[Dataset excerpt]
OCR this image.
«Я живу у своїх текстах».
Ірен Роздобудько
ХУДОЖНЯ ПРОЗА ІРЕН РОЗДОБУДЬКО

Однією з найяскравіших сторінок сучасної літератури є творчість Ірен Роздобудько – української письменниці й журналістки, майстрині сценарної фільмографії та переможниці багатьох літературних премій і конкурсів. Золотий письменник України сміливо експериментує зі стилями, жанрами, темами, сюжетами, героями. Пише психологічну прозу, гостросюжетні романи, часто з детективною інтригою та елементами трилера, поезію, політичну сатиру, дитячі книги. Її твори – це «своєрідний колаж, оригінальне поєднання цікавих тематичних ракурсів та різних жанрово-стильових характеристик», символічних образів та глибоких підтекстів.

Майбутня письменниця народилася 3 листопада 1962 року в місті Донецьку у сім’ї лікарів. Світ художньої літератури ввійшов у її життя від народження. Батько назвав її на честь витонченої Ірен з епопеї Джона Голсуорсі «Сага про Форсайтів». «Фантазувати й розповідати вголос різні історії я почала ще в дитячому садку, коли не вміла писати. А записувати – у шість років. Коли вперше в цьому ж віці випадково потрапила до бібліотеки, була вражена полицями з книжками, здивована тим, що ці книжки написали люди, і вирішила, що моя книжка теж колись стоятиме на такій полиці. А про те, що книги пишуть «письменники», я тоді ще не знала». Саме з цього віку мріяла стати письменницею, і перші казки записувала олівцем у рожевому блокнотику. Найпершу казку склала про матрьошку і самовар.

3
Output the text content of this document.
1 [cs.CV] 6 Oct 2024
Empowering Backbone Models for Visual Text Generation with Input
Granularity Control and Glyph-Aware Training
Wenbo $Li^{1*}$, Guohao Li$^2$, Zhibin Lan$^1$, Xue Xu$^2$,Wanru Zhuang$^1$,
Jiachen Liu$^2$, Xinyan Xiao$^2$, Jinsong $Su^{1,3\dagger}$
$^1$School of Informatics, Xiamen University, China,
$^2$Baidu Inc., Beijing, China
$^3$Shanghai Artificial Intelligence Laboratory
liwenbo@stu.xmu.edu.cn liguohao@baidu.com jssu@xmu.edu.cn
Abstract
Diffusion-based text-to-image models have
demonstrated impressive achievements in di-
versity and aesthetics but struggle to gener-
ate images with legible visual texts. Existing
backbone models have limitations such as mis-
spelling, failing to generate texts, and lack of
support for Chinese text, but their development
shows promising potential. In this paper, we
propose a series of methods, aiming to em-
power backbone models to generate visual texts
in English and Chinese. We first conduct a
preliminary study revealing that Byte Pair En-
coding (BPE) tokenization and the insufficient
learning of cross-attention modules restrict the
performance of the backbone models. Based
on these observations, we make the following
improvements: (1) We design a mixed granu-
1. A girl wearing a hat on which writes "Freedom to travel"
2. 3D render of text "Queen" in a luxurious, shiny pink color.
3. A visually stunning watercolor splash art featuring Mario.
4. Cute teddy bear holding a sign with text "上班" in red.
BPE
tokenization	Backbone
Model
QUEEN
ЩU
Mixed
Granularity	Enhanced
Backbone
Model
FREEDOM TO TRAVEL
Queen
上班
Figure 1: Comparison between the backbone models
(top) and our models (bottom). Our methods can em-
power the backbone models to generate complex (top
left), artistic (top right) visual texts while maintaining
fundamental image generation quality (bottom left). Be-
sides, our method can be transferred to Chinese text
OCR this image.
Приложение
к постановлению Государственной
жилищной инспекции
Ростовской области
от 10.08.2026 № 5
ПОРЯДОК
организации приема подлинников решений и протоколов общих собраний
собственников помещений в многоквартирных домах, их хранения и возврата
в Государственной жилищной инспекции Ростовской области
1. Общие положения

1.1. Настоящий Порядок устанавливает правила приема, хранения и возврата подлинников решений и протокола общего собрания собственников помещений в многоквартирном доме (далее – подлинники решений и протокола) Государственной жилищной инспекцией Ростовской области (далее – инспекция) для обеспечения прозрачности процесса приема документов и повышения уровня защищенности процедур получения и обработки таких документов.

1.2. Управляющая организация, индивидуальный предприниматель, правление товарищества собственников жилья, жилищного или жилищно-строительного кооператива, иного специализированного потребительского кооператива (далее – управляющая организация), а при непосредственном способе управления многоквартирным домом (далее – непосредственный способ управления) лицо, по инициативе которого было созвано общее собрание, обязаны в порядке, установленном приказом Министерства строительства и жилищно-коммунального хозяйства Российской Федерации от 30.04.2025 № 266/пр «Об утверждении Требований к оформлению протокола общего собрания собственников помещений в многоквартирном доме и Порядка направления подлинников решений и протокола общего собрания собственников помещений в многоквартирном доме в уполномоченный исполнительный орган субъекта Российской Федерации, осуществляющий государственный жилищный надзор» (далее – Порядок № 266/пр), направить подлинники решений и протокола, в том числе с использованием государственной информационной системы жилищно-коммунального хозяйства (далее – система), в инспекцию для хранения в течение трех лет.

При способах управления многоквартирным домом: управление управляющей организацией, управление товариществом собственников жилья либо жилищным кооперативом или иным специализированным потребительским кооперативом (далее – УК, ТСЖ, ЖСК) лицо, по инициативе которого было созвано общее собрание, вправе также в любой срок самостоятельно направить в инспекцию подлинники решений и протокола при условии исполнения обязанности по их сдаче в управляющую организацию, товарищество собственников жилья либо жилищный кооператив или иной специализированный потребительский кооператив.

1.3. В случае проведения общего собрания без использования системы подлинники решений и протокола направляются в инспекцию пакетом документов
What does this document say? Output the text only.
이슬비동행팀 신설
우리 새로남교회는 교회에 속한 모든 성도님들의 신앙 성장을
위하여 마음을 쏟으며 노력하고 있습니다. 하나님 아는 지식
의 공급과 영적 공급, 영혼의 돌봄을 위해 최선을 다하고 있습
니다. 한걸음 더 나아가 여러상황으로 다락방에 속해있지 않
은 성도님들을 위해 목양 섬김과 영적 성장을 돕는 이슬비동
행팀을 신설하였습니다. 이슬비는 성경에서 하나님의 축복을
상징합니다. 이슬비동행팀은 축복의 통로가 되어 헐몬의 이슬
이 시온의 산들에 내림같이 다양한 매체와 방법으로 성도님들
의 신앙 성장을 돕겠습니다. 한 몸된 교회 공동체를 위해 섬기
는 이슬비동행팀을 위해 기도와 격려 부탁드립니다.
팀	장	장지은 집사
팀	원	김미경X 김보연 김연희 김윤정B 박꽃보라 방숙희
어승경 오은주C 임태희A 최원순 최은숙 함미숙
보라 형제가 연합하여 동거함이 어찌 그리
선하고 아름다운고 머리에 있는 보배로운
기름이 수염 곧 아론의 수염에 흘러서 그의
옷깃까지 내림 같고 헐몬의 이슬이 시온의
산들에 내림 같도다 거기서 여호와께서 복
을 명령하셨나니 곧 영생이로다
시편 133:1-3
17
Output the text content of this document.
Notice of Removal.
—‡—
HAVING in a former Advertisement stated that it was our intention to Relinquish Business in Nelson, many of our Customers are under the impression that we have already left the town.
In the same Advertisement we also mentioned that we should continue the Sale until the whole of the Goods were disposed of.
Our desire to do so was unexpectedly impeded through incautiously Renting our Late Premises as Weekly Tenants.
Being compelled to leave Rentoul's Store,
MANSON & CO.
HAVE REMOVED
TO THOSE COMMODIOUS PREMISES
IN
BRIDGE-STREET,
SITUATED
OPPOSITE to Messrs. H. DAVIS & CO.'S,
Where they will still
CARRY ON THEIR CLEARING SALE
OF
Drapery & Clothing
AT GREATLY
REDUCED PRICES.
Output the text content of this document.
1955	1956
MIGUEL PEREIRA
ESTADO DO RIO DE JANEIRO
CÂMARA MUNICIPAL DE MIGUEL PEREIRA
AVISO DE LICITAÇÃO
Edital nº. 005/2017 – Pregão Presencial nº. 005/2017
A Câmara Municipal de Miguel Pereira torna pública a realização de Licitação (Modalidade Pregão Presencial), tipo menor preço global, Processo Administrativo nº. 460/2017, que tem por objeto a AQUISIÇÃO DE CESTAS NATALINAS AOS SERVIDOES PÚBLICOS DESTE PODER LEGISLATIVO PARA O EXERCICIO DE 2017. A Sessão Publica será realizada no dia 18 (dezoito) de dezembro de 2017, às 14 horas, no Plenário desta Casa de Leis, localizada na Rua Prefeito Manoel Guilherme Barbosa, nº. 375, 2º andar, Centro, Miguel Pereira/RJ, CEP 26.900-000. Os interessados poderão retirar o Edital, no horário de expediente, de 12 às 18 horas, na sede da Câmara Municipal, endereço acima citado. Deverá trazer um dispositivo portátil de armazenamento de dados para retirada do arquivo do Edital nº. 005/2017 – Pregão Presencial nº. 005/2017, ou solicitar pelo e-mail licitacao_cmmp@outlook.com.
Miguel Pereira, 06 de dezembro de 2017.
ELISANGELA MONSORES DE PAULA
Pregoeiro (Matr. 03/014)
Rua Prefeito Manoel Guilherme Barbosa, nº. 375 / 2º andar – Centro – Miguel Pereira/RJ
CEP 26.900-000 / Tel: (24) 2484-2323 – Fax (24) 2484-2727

YOUR GOAL: Out of the records, collect only those lines that contain the string "China".

IN RESPONSE:
$^1$School of Informatics, Xiamen University, China,
$^2$Baidu Inc., Beijing, China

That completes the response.